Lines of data
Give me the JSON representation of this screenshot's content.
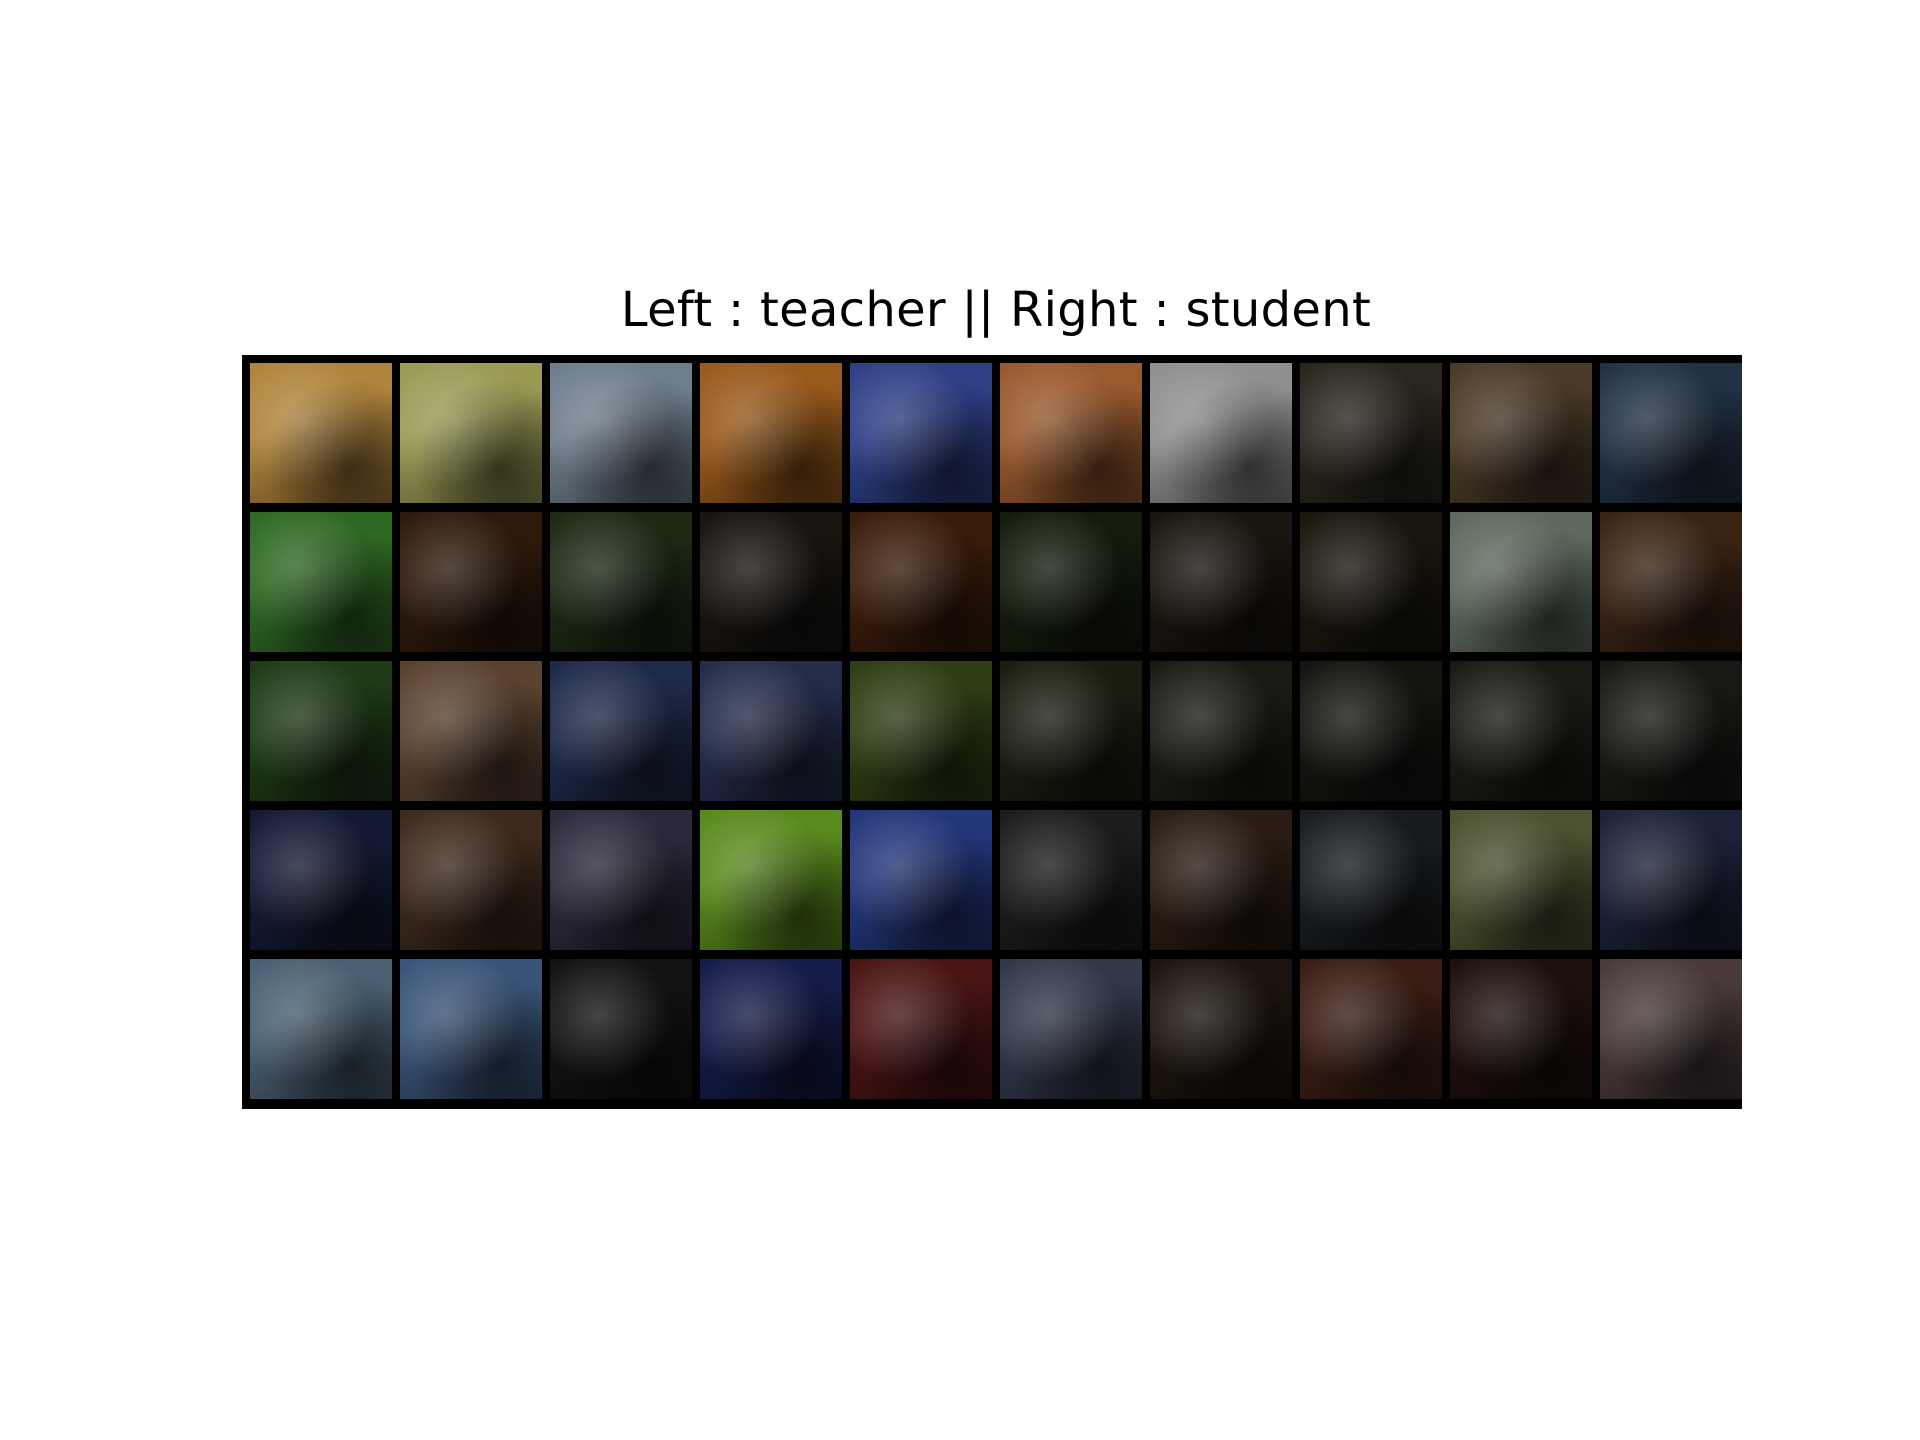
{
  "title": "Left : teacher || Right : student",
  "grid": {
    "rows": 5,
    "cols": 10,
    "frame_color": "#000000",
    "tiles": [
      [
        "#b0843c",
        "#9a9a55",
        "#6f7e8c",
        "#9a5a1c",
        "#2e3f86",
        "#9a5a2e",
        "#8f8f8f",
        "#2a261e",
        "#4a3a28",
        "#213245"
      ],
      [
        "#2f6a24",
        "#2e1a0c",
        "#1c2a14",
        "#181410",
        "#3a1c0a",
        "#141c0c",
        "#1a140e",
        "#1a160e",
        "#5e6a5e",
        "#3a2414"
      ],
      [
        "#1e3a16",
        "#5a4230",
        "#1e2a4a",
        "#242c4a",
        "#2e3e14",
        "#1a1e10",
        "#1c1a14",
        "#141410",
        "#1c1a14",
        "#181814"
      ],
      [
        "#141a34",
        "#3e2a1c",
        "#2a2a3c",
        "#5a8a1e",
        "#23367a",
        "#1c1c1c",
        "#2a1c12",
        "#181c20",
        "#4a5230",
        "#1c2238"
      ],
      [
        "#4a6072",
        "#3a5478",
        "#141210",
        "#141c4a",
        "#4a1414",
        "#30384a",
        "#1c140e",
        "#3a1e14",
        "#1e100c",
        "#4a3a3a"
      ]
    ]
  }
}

# PROBLEM
The records above need to be given again exactly. Omit the pictures.

# REPLY TO THE EXERCISE
Give me the JSON representation of this screenshot's content.
{
  "title": "Left : teacher || Right : student",
  "grid": {
    "rows": 5,
    "cols": 10,
    "frame_color": "#000000",
    "tiles": [
      [
        "#b0843c",
        "#9a9a55",
        "#6f7e8c",
        "#9a5a1c",
        "#2e3f86",
        "#9a5a2e",
        "#8f8f8f",
        "#2a261e",
        "#4a3a28",
        "#213245"
      ],
      [
        "#2f6a24",
        "#2e1a0c",
        "#1c2a14",
        "#181410",
        "#3a1c0a",
        "#141c0c",
        "#1a140e",
        "#1a160e",
        "#5e6a5e",
        "#3a2414"
      ],
      [
        "#1e3a16",
        "#5a4230",
        "#1e2a4a",
        "#242c4a",
        "#2e3e14",
        "#1a1e10",
        "#1c1a14",
        "#141410",
        "#1c1a14",
        "#181814"
      ],
      [
        "#141a34",
        "#3e2a1c",
        "#2a2a3c",
        "#5a8a1e",
        "#23367a",
        "#1c1c1c",
        "#2a1c12",
        "#181c20",
        "#4a5230",
        "#1c2238"
      ],
      [
        "#4a6072",
        "#3a5478",
        "#141210",
        "#141c4a",
        "#4a1414",
        "#30384a",
        "#1c140e",
        "#3a1e14",
        "#1e100c",
        "#4a3a3a"
      ]
    ]
  }
}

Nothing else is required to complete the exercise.